PROBLEM STATEMENT:
Count the lines below that contain the word "Ruptures", and reply with that number alone.

DATA:
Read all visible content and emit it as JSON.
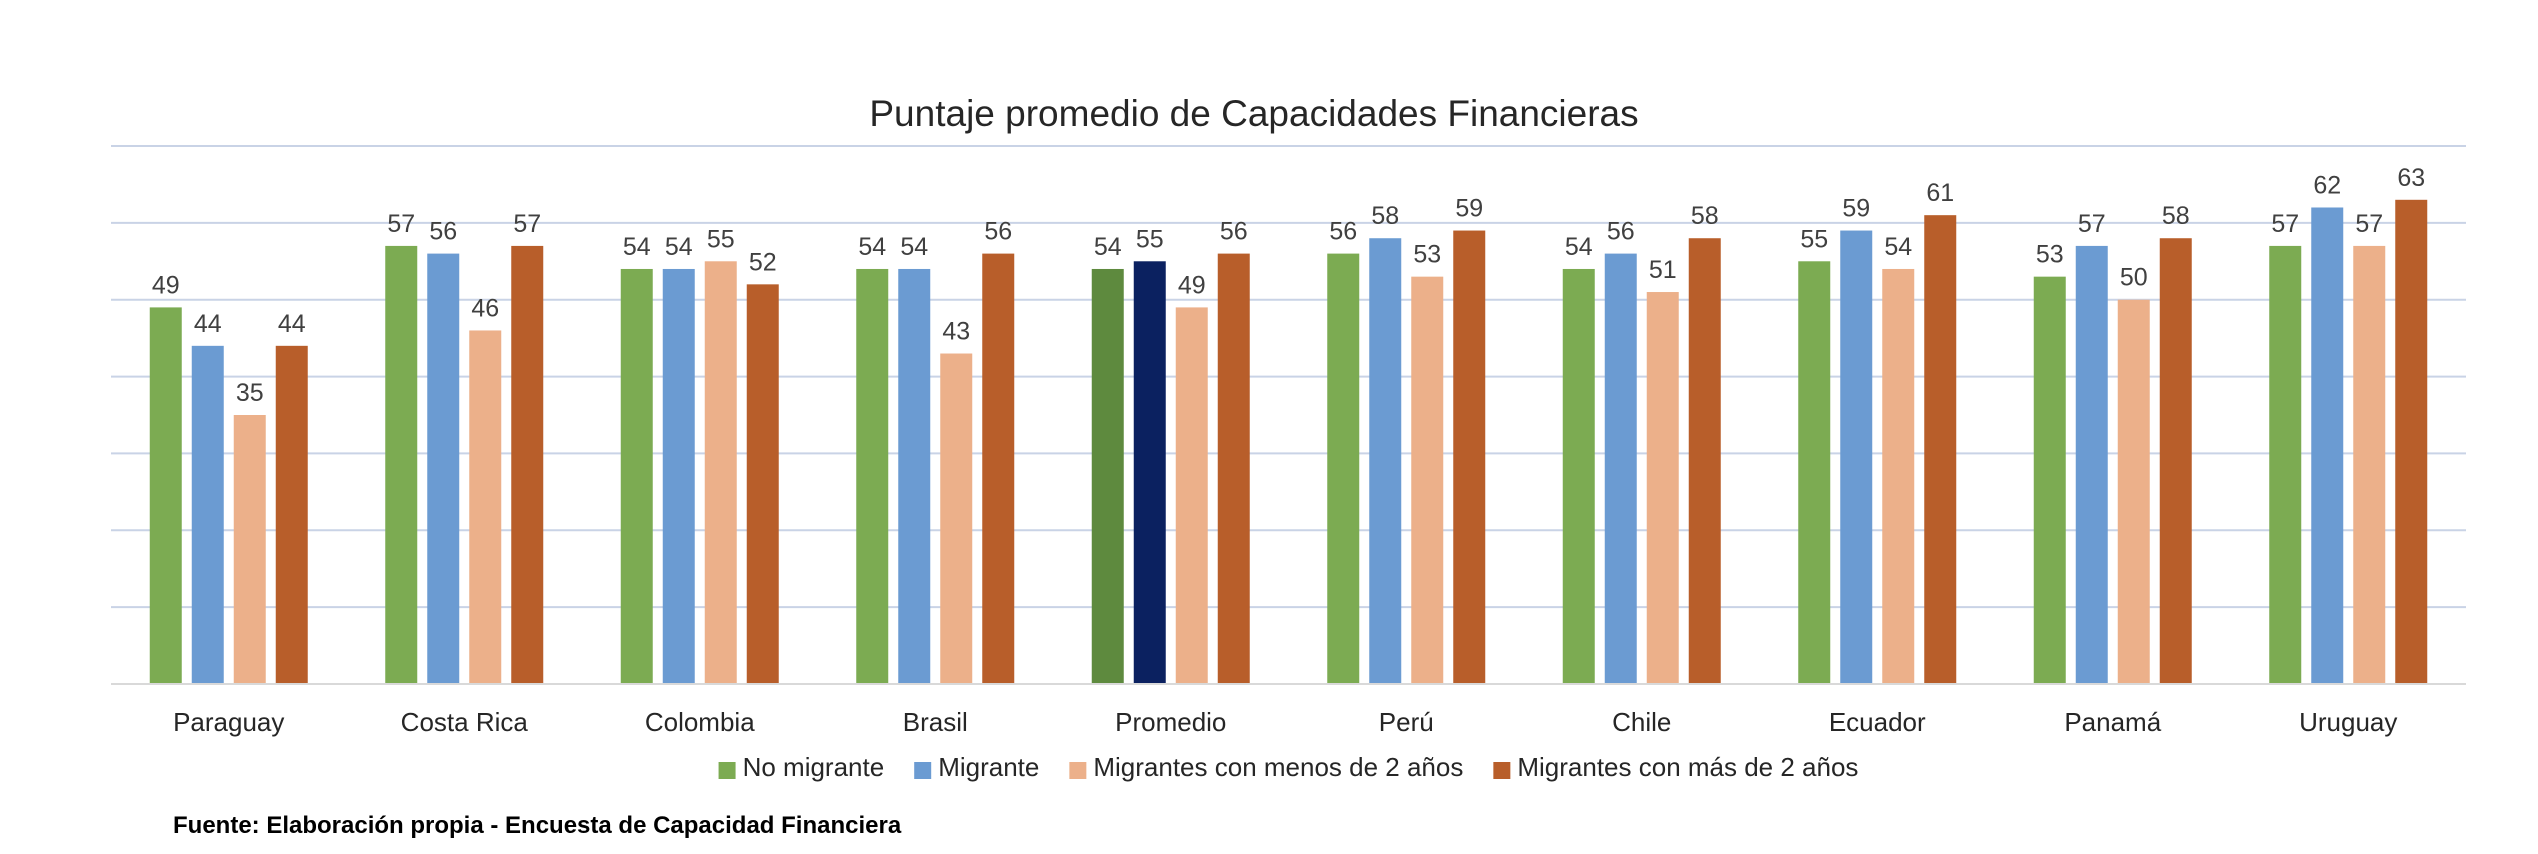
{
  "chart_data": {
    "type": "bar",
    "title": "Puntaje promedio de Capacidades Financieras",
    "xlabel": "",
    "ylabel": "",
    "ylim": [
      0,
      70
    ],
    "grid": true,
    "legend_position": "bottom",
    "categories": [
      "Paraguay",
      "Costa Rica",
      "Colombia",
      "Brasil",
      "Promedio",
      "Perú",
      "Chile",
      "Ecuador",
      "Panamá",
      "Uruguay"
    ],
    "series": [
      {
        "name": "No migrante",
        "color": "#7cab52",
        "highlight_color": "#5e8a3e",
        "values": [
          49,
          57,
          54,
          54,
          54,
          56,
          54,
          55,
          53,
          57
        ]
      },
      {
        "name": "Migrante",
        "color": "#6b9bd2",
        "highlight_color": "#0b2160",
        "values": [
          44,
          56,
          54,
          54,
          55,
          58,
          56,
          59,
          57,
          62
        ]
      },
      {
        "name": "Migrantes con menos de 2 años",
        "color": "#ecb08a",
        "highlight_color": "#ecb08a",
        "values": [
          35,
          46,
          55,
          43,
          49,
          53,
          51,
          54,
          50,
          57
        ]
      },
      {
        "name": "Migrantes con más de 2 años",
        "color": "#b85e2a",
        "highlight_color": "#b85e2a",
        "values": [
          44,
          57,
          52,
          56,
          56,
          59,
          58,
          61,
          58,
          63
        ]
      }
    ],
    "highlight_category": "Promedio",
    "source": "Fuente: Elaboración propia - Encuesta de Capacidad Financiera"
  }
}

==

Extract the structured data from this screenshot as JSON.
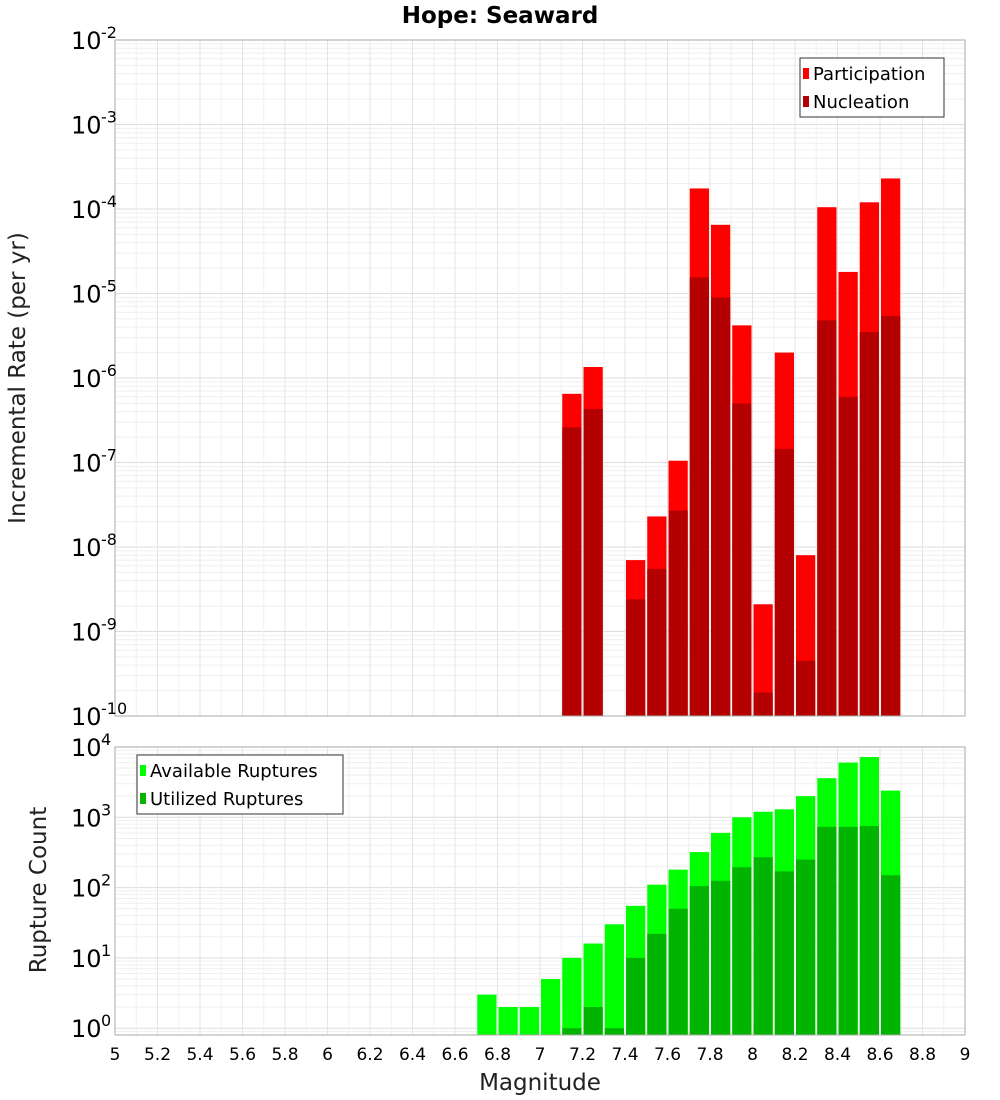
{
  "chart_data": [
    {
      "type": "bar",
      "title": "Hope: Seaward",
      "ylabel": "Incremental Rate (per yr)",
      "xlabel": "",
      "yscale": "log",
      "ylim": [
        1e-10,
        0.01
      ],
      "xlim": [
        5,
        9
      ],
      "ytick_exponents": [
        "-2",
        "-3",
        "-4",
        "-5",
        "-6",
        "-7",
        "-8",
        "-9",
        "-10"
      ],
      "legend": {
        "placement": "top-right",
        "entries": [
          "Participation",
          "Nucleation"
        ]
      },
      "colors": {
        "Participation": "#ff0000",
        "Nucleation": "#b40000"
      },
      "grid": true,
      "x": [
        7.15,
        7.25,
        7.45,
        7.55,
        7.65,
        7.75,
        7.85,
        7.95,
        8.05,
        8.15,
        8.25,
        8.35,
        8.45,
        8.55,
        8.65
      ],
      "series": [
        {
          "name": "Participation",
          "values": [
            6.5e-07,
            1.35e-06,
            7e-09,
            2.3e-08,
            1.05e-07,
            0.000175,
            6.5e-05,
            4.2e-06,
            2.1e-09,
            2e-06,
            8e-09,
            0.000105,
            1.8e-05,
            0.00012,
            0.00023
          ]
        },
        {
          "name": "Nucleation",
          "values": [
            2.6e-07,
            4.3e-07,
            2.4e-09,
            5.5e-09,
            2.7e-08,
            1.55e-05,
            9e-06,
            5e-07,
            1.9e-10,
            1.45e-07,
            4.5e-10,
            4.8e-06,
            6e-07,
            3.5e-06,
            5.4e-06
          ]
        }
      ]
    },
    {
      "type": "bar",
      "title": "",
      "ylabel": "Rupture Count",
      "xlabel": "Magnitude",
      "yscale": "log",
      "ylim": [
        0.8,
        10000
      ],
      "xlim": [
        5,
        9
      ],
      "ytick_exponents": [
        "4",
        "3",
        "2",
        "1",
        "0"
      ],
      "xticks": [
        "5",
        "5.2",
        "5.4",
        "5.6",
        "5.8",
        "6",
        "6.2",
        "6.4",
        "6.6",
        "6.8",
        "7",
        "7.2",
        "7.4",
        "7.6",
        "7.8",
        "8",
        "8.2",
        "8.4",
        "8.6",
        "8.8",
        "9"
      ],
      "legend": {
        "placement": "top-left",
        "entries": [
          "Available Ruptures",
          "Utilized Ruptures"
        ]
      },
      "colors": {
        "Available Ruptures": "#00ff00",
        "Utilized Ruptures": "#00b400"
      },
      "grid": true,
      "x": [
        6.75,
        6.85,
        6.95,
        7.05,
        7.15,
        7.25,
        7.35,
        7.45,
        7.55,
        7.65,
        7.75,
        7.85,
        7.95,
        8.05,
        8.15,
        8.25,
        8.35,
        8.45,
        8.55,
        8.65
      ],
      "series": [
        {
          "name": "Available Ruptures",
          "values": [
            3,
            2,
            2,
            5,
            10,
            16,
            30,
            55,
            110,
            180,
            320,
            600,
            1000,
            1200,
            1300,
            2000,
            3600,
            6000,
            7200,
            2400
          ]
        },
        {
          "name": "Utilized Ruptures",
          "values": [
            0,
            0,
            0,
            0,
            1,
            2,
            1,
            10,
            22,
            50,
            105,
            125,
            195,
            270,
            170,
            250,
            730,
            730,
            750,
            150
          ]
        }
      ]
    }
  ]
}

ANSWER BELOW:
6